- _TASK OBJECTIVE_:
Identify every line in the records below that contains the word "increase", matching case exactly, and copy each such line in full.

Spatial annotation records:
- - - -
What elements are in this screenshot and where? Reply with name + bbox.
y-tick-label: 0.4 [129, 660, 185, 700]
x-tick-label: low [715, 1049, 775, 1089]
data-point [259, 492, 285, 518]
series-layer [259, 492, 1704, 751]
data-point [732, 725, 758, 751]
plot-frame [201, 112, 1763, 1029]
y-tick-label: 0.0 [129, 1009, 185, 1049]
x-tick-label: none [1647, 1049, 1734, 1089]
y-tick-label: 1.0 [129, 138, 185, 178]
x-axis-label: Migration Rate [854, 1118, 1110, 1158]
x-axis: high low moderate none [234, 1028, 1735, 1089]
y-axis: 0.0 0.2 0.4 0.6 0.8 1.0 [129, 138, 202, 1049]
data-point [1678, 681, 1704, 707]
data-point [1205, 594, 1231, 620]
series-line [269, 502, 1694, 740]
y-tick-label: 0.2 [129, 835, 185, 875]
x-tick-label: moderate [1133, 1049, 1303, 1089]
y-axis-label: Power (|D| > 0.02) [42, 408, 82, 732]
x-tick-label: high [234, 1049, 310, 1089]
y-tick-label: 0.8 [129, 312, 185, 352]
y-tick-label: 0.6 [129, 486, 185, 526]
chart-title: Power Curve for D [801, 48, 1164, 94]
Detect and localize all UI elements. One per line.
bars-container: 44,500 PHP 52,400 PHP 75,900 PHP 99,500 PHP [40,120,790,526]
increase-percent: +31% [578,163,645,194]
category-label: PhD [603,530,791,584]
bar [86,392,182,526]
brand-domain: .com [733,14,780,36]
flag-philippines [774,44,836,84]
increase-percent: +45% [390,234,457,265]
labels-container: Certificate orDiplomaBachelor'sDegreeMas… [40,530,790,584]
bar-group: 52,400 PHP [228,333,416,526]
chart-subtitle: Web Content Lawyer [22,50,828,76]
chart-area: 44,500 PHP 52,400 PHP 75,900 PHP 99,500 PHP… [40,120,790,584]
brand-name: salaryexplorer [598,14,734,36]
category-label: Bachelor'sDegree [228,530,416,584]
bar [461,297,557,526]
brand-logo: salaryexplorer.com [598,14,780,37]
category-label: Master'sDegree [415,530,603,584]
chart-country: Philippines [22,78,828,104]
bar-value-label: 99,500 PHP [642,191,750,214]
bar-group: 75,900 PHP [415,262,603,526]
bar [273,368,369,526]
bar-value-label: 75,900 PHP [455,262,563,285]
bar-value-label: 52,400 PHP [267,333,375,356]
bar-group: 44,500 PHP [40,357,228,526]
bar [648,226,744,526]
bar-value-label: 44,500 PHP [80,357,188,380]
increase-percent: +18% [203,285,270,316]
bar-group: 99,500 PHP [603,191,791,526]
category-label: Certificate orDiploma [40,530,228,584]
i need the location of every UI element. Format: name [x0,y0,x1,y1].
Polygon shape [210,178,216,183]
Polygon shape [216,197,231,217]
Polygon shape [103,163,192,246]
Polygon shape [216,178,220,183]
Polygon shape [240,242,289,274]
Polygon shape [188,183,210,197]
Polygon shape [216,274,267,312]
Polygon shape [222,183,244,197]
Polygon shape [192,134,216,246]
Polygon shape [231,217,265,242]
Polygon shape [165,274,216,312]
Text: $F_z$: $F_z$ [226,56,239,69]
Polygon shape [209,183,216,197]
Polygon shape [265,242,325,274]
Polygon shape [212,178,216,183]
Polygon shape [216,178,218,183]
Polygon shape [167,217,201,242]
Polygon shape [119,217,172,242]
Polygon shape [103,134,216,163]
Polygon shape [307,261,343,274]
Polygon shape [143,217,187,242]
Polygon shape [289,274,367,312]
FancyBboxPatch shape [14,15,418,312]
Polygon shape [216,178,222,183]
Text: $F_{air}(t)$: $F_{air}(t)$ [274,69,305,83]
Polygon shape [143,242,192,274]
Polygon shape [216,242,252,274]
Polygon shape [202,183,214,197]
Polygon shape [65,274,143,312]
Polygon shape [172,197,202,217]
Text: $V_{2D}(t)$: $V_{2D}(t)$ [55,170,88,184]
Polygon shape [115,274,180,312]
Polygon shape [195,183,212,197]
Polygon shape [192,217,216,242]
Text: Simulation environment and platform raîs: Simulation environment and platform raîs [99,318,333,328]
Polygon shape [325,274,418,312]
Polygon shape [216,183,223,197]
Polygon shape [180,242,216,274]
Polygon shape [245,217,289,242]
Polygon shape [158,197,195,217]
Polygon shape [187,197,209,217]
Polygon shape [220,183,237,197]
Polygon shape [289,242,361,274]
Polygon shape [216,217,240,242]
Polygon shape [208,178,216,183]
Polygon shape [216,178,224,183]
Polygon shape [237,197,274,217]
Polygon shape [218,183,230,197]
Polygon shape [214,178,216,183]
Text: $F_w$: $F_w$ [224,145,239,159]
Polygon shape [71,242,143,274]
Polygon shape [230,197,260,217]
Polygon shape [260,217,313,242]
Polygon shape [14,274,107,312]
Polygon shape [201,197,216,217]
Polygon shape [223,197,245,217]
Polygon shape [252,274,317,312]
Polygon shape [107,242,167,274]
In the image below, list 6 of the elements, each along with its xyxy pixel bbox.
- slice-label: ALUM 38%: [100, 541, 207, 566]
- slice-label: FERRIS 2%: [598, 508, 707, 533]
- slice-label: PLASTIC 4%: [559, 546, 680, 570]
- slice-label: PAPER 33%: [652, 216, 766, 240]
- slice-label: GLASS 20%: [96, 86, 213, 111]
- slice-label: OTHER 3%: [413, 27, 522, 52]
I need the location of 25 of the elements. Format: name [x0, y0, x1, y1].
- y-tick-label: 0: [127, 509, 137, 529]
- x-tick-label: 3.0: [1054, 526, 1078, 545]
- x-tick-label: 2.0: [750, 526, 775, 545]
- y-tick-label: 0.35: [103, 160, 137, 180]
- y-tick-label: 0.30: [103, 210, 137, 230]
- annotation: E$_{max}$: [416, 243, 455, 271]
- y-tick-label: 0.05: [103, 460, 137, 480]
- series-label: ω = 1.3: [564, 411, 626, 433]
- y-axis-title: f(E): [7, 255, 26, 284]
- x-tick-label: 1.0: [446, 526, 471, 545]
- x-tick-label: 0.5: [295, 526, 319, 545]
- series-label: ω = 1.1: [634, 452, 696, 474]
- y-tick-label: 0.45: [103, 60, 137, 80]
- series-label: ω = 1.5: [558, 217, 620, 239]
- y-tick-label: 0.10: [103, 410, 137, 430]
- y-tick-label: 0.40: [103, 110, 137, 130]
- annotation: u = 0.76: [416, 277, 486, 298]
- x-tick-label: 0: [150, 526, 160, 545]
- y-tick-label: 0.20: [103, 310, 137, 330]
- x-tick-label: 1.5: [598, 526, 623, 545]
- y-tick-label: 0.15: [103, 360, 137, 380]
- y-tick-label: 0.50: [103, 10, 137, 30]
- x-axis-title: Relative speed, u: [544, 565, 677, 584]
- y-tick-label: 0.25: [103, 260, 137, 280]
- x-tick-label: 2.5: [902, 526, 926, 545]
- - - -
- _OUTPUT FOR THIS TASK_:
increase-percent: +31% [578,163,645,194]
increase-percent: +45% [390,234,457,265]
increase-percent: +18% [203,285,270,316]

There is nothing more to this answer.